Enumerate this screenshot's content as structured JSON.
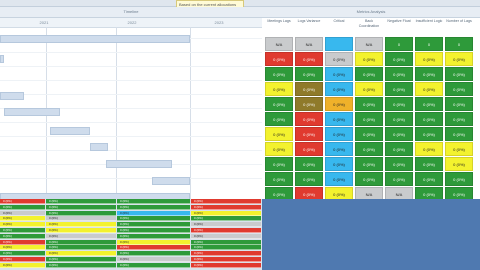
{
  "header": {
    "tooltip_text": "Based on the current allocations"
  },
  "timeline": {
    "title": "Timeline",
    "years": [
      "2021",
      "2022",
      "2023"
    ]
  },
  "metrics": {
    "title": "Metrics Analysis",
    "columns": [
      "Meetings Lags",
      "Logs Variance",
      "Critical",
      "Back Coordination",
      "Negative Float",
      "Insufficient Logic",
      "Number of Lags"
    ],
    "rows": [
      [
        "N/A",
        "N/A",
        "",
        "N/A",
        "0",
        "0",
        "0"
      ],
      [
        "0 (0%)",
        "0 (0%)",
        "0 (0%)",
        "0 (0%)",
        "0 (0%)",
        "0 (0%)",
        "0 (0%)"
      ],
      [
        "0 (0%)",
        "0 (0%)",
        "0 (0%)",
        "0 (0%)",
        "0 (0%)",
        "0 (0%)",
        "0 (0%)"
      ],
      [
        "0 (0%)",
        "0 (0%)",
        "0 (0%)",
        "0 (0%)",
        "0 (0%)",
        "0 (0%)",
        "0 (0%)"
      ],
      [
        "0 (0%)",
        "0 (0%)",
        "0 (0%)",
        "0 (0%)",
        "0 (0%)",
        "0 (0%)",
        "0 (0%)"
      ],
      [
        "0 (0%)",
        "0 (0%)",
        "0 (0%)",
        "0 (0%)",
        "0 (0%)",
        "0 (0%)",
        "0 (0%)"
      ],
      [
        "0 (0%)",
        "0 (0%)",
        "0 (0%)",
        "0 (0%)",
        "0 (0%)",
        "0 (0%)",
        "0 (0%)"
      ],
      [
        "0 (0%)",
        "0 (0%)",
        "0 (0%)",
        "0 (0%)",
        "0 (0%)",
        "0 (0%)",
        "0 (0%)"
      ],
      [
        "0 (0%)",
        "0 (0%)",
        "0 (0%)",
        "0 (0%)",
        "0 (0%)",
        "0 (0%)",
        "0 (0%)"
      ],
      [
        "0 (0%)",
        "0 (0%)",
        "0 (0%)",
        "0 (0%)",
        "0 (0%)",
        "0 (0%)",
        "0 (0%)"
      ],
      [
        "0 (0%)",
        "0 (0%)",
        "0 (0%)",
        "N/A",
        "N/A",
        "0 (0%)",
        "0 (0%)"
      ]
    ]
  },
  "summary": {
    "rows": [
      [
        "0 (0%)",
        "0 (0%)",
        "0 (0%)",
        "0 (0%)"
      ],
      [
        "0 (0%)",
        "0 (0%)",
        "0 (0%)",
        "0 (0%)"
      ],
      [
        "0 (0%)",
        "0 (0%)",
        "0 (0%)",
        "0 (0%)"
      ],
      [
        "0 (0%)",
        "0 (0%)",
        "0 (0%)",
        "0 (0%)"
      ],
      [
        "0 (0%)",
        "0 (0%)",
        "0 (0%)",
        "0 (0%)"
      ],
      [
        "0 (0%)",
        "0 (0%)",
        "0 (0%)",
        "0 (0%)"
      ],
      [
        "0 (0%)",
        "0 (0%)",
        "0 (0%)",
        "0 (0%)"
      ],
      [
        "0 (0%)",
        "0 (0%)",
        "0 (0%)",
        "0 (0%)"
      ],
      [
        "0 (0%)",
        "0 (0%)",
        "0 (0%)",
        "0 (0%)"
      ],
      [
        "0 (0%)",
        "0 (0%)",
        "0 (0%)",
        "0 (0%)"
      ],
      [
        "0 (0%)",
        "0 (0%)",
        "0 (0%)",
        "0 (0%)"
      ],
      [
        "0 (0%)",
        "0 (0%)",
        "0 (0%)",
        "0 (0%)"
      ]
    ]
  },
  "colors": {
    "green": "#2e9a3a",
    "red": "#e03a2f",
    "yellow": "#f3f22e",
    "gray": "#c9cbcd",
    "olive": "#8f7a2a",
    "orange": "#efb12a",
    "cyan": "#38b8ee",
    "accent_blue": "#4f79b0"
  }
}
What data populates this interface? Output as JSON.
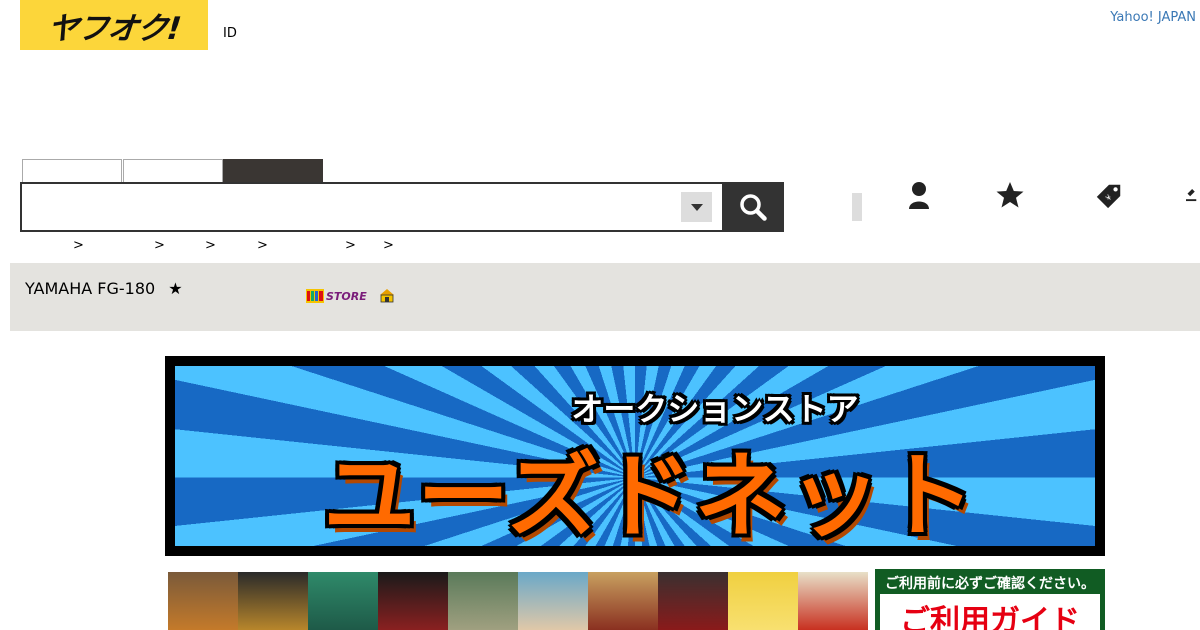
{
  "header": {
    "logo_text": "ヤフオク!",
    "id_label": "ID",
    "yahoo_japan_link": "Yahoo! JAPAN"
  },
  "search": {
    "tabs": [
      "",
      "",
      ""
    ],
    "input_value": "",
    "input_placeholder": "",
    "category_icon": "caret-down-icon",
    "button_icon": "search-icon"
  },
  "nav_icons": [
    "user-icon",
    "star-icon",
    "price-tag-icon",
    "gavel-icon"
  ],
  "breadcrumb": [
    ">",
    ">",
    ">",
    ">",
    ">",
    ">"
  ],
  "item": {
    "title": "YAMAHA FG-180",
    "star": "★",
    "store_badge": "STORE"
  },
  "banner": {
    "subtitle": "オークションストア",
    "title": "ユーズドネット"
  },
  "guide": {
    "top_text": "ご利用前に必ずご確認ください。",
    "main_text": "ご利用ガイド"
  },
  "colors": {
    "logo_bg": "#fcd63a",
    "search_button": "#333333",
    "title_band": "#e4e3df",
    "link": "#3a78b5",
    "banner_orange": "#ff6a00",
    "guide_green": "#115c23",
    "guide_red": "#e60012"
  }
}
##########
• **WHAT THE TASK REQUIRES**: Reproduce all the entries that precede this task, word for word, minus any pictures.

• **WRITTEN REPLY**:
Enumerate this screenshot's content as structured JSON.
{
  "header": {
    "tooltip_text": "Based on the current allocations"
  },
  "timeline": {
    "title": "Timeline",
    "years": [
      "2021",
      "2022",
      "2023"
    ]
  },
  "metrics": {
    "title": "Metrics Analysis",
    "columns": [
      "Meetings Lags",
      "Logs Variance",
      "Critical",
      "Back Coordination",
      "Negative Float",
      "Insufficient Logic",
      "Number of Lags"
    ],
    "rows": [
      [
        "N/A",
        "N/A",
        "",
        "N/A",
        "0",
        "0",
        "0"
      ],
      [
        "0 (0%)",
        "0 (0%)",
        "0 (0%)",
        "0 (0%)",
        "0 (0%)",
        "0 (0%)",
        "0 (0%)"
      ],
      [
        "0 (0%)",
        "0 (0%)",
        "0 (0%)",
        "0 (0%)",
        "0 (0%)",
        "0 (0%)",
        "0 (0%)"
      ],
      [
        "0 (0%)",
        "0 (0%)",
        "0 (0%)",
        "0 (0%)",
        "0 (0%)",
        "0 (0%)",
        "0 (0%)"
      ],
      [
        "0 (0%)",
        "0 (0%)",
        "0 (0%)",
        "0 (0%)",
        "0 (0%)",
        "0 (0%)",
        "0 (0%)"
      ],
      [
        "0 (0%)",
        "0 (0%)",
        "0 (0%)",
        "0 (0%)",
        "0 (0%)",
        "0 (0%)",
        "0 (0%)"
      ],
      [
        "0 (0%)",
        "0 (0%)",
        "0 (0%)",
        "0 (0%)",
        "0 (0%)",
        "0 (0%)",
        "0 (0%)"
      ],
      [
        "0 (0%)",
        "0 (0%)",
        "0 (0%)",
        "0 (0%)",
        "0 (0%)",
        "0 (0%)",
        "0 (0%)"
      ],
      [
        "0 (0%)",
        "0 (0%)",
        "0 (0%)",
        "0 (0%)",
        "0 (0%)",
        "0 (0%)",
        "0 (0%)"
      ],
      [
        "0 (0%)",
        "0 (0%)",
        "0 (0%)",
        "0 (0%)",
        "0 (0%)",
        "0 (0%)",
        "0 (0%)"
      ],
      [
        "0 (0%)",
        "0 (0%)",
        "0 (0%)",
        "N/A",
        "N/A",
        "0 (0%)",
        "0 (0%)"
      ]
    ]
  },
  "summary": {
    "rows": [
      [
        "0 (0%)",
        "0 (0%)",
        "0 (0%)",
        "0 (0%)"
      ],
      [
        "0 (0%)",
        "0 (0%)",
        "0 (0%)",
        "0 (0%)"
      ],
      [
        "0 (0%)",
        "0 (0%)",
        "0 (0%)",
        "0 (0%)"
      ],
      [
        "0 (0%)",
        "0 (0%)",
        "0 (0%)",
        "0 (0%)"
      ],
      [
        "0 (0%)",
        "0 (0%)",
        "0 (0%)",
        "0 (0%)"
      ],
      [
        "0 (0%)",
        "0 (0%)",
        "0 (0%)",
        "0 (0%)"
      ],
      [
        "0 (0%)",
        "0 (0%)",
        "0 (0%)",
        "0 (0%)"
      ],
      [
        "0 (0%)",
        "0 (0%)",
        "0 (0%)",
        "0 (0%)"
      ],
      [
        "0 (0%)",
        "0 (0%)",
        "0 (0%)",
        "0 (0%)"
      ],
      [
        "0 (0%)",
        "0 (0%)",
        "0 (0%)",
        "0 (0%)"
      ],
      [
        "0 (0%)",
        "0 (0%)",
        "0 (0%)",
        "0 (0%)"
      ],
      [
        "0 (0%)",
        "0 (0%)",
        "0 (0%)",
        "0 (0%)"
      ]
    ]
  },
  "colors": {
    "green": "#2e9a3a",
    "red": "#e03a2f",
    "yellow": "#f3f22e",
    "gray": "#c9cbcd",
    "olive": "#8f7a2a",
    "orange": "#efb12a",
    "cyan": "#38b8ee",
    "accent_blue": "#4f79b0"
  }
}
What data populates this interface? Output as JSON.
{
  "header": {
    "logo_text": "ヤフオク!",
    "id_label": "ID",
    "yahoo_japan_link": "Yahoo! JAPAN"
  },
  "search": {
    "tabs": [
      "",
      "",
      ""
    ],
    "input_value": "",
    "input_placeholder": "",
    "category_icon": "caret-down-icon",
    "button_icon": "search-icon"
  },
  "nav_icons": [
    "user-icon",
    "star-icon",
    "price-tag-icon",
    "gavel-icon"
  ],
  "breadcrumb": [
    ">",
    ">",
    ">",
    ">",
    ">",
    ">"
  ],
  "item": {
    "title": "YAMAHA FG-180",
    "star": "★",
    "store_badge": "STORE"
  },
  "banner": {
    "subtitle": "オークションストア",
    "title": "ユーズドネット"
  },
  "guide": {
    "top_text": "ご利用前に必ずご確認ください。",
    "main_text": "ご利用ガイド"
  },
  "colors": {
    "logo_bg": "#fcd63a",
    "search_button": "#333333",
    "title_band": "#e4e3df",
    "link": "#3a78b5",
    "banner_orange": "#ff6a00",
    "guide_green": "#115c23",
    "guide_red": "#e60012"
  }
}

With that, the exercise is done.